(Stored entries)
-----
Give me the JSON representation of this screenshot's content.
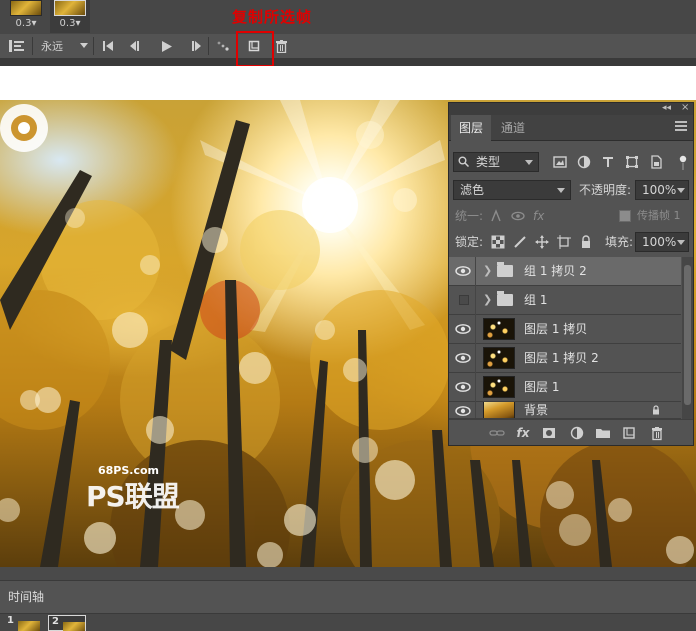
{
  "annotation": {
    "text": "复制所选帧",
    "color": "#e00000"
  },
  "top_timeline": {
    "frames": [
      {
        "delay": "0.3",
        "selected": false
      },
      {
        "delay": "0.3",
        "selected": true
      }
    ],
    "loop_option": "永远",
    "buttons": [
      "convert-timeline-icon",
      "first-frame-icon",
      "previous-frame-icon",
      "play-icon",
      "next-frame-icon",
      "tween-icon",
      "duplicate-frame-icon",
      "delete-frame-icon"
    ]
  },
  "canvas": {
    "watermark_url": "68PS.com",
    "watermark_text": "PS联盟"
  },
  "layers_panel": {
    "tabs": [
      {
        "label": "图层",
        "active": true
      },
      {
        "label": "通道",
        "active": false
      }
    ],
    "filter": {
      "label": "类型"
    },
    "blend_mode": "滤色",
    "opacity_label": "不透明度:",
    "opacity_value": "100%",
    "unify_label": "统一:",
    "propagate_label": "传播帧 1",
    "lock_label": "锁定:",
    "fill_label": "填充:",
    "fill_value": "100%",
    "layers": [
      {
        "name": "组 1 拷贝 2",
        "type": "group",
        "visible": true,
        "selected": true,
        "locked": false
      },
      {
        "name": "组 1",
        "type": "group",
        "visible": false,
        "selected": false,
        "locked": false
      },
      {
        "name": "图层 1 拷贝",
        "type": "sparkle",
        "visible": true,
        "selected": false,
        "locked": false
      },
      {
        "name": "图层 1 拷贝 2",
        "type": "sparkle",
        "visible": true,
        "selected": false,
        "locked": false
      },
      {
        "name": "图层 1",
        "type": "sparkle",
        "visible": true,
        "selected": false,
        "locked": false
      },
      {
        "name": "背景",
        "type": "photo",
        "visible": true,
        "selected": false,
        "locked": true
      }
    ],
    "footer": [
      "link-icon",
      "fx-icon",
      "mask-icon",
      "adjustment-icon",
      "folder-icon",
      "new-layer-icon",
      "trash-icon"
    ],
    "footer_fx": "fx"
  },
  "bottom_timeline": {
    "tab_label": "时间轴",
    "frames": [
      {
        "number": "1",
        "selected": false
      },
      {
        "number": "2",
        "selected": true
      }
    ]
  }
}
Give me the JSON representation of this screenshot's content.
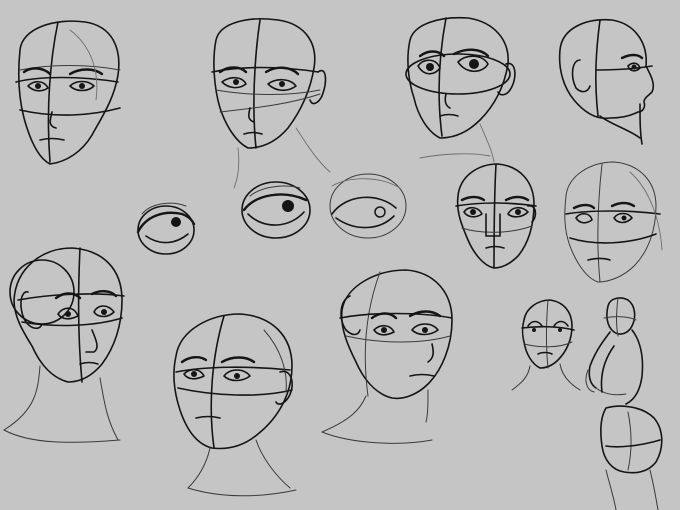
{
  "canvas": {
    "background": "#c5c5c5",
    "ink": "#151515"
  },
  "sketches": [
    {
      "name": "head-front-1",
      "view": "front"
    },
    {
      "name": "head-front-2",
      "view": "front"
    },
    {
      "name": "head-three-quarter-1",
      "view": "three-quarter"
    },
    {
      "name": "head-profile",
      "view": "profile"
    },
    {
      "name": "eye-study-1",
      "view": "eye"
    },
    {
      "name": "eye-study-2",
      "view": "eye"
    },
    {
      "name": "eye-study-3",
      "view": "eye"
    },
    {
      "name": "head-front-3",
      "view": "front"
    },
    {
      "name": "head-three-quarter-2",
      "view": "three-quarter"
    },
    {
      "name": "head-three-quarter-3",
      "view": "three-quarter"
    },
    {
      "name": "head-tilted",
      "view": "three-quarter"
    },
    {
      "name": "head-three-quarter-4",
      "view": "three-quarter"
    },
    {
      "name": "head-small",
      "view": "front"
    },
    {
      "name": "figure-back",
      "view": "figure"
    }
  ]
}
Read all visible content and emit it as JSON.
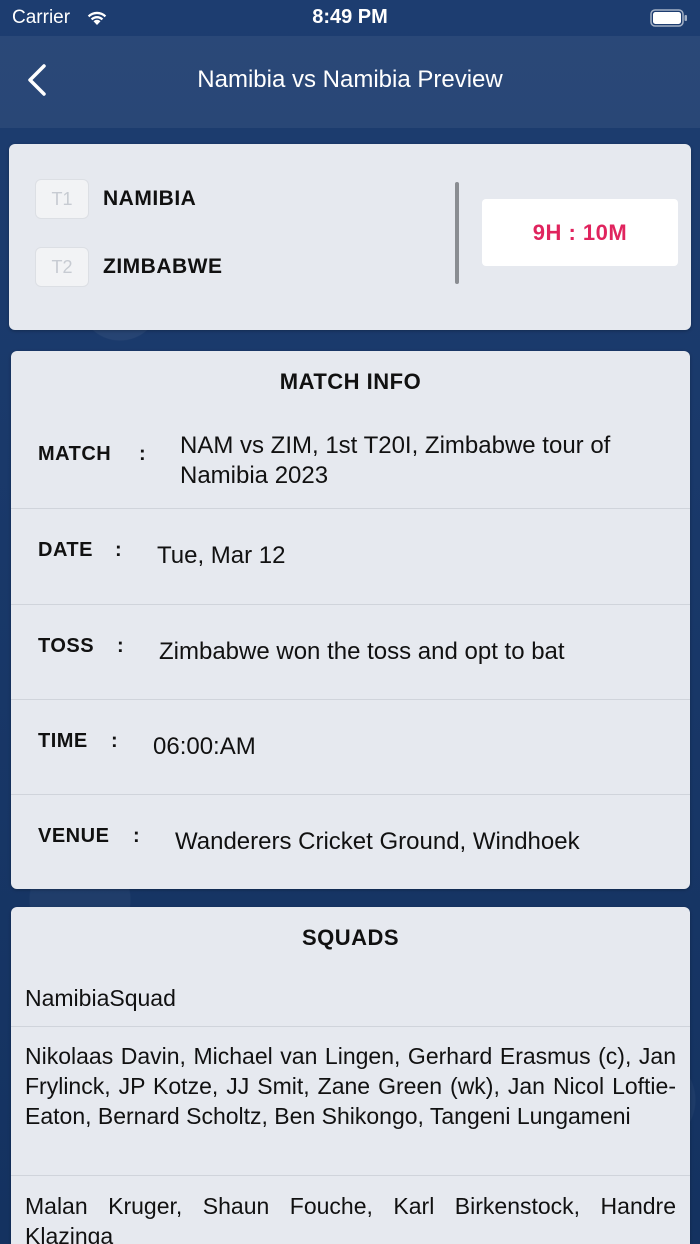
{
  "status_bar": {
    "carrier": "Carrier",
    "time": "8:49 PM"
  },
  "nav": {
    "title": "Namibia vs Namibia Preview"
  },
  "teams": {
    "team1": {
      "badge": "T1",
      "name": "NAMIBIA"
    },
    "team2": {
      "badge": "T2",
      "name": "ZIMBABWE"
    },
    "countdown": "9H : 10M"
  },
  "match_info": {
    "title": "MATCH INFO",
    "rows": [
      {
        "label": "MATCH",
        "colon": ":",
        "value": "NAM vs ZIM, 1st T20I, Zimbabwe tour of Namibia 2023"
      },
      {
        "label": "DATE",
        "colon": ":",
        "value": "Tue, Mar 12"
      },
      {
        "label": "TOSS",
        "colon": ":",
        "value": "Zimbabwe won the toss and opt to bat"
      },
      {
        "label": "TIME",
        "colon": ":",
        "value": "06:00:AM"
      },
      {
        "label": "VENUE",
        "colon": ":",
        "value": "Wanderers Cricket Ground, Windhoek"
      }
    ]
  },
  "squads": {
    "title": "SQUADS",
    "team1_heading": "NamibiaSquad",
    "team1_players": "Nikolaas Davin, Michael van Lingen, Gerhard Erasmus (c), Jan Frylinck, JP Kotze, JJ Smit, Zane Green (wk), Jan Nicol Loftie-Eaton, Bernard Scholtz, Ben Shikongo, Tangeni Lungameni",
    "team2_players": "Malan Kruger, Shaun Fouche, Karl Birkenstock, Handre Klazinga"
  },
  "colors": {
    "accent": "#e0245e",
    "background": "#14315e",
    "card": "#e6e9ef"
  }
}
-----
● Task goal: Images in the records should not be copied. Repeat all the rest exactly.

● Solution to the exercise:
Give me the JSON representation of this screenshot's content.
{
  "annotation": {
    "text": "复制所选帧",
    "color": "#e00000"
  },
  "top_timeline": {
    "frames": [
      {
        "delay": "0.3",
        "selected": false
      },
      {
        "delay": "0.3",
        "selected": true
      }
    ],
    "loop_option": "永远",
    "buttons": [
      "convert-timeline-icon",
      "first-frame-icon",
      "previous-frame-icon",
      "play-icon",
      "next-frame-icon",
      "tween-icon",
      "duplicate-frame-icon",
      "delete-frame-icon"
    ]
  },
  "canvas": {
    "watermark_url": "68PS.com",
    "watermark_text": "PS联盟"
  },
  "layers_panel": {
    "tabs": [
      {
        "label": "图层",
        "active": true
      },
      {
        "label": "通道",
        "active": false
      }
    ],
    "filter": {
      "label": "类型"
    },
    "blend_mode": "滤色",
    "opacity_label": "不透明度:",
    "opacity_value": "100%",
    "unify_label": "统一:",
    "propagate_label": "传播帧 1",
    "lock_label": "锁定:",
    "fill_label": "填充:",
    "fill_value": "100%",
    "layers": [
      {
        "name": "组 1 拷贝 2",
        "type": "group",
        "visible": true,
        "selected": true,
        "locked": false
      },
      {
        "name": "组 1",
        "type": "group",
        "visible": false,
        "selected": false,
        "locked": false
      },
      {
        "name": "图层 1 拷贝",
        "type": "sparkle",
        "visible": true,
        "selected": false,
        "locked": false
      },
      {
        "name": "图层 1 拷贝 2",
        "type": "sparkle",
        "visible": true,
        "selected": false,
        "locked": false
      },
      {
        "name": "图层 1",
        "type": "sparkle",
        "visible": true,
        "selected": false,
        "locked": false
      },
      {
        "name": "背景",
        "type": "photo",
        "visible": true,
        "selected": false,
        "locked": true
      }
    ],
    "footer": [
      "link-icon",
      "fx-icon",
      "mask-icon",
      "adjustment-icon",
      "folder-icon",
      "new-layer-icon",
      "trash-icon"
    ],
    "footer_fx": "fx"
  },
  "bottom_timeline": {
    "tab_label": "时间轴",
    "frames": [
      {
        "number": "1",
        "selected": false
      },
      {
        "number": "2",
        "selected": true
      }
    ]
  }
}
Give me the JSON representation of this screenshot's content.
{
  "canvas": {
    "background": "#c5c5c5",
    "ink": "#151515"
  },
  "sketches": [
    {
      "name": "head-front-1",
      "view": "front"
    },
    {
      "name": "head-front-2",
      "view": "front"
    },
    {
      "name": "head-three-quarter-1",
      "view": "three-quarter"
    },
    {
      "name": "head-profile",
      "view": "profile"
    },
    {
      "name": "eye-study-1",
      "view": "eye"
    },
    {
      "name": "eye-study-2",
      "view": "eye"
    },
    {
      "name": "eye-study-3",
      "view": "eye"
    },
    {
      "name": "head-front-3",
      "view": "front"
    },
    {
      "name": "head-three-quarter-2",
      "view": "three-quarter"
    },
    {
      "name": "head-three-quarter-3",
      "view": "three-quarter"
    },
    {
      "name": "head-tilted",
      "view": "three-quarter"
    },
    {
      "name": "head-three-quarter-4",
      "view": "three-quarter"
    },
    {
      "name": "head-small",
      "view": "front"
    },
    {
      "name": "figure-back",
      "view": "figure"
    }
  ]
}
Read all visible content and emit it as JSON.
{
  "status_bar": {
    "carrier": "Carrier",
    "time": "8:49 PM"
  },
  "nav": {
    "title": "Namibia vs Namibia Preview"
  },
  "teams": {
    "team1": {
      "badge": "T1",
      "name": "NAMIBIA"
    },
    "team2": {
      "badge": "T2",
      "name": "ZIMBABWE"
    },
    "countdown": "9H : 10M"
  },
  "match_info": {
    "title": "MATCH INFO",
    "rows": [
      {
        "label": "MATCH",
        "colon": ":",
        "value": "NAM vs ZIM, 1st T20I, Zimbabwe tour of Namibia 2023"
      },
      {
        "label": "DATE",
        "colon": ":",
        "value": "Tue, Mar 12"
      },
      {
        "label": "TOSS",
        "colon": ":",
        "value": "Zimbabwe won the toss and opt to bat"
      },
      {
        "label": "TIME",
        "colon": ":",
        "value": "06:00:AM"
      },
      {
        "label": "VENUE",
        "colon": ":",
        "value": "Wanderers Cricket Ground, Windhoek"
      }
    ]
  },
  "squads": {
    "title": "SQUADS",
    "team1_heading": "NamibiaSquad",
    "team1_players": "Nikolaas Davin, Michael van Lingen, Gerhard Erasmus (c), Jan Frylinck, JP Kotze, JJ Smit, Zane Green (wk), Jan Nicol Loftie-Eaton, Bernard Scholtz, Ben Shikongo, Tangeni Lungameni",
    "team2_players": "Malan Kruger, Shaun Fouche, Karl Birkenstock, Handre Klazinga"
  },
  "colors": {
    "accent": "#e0245e",
    "background": "#14315e",
    "card": "#e6e9ef"
  }
}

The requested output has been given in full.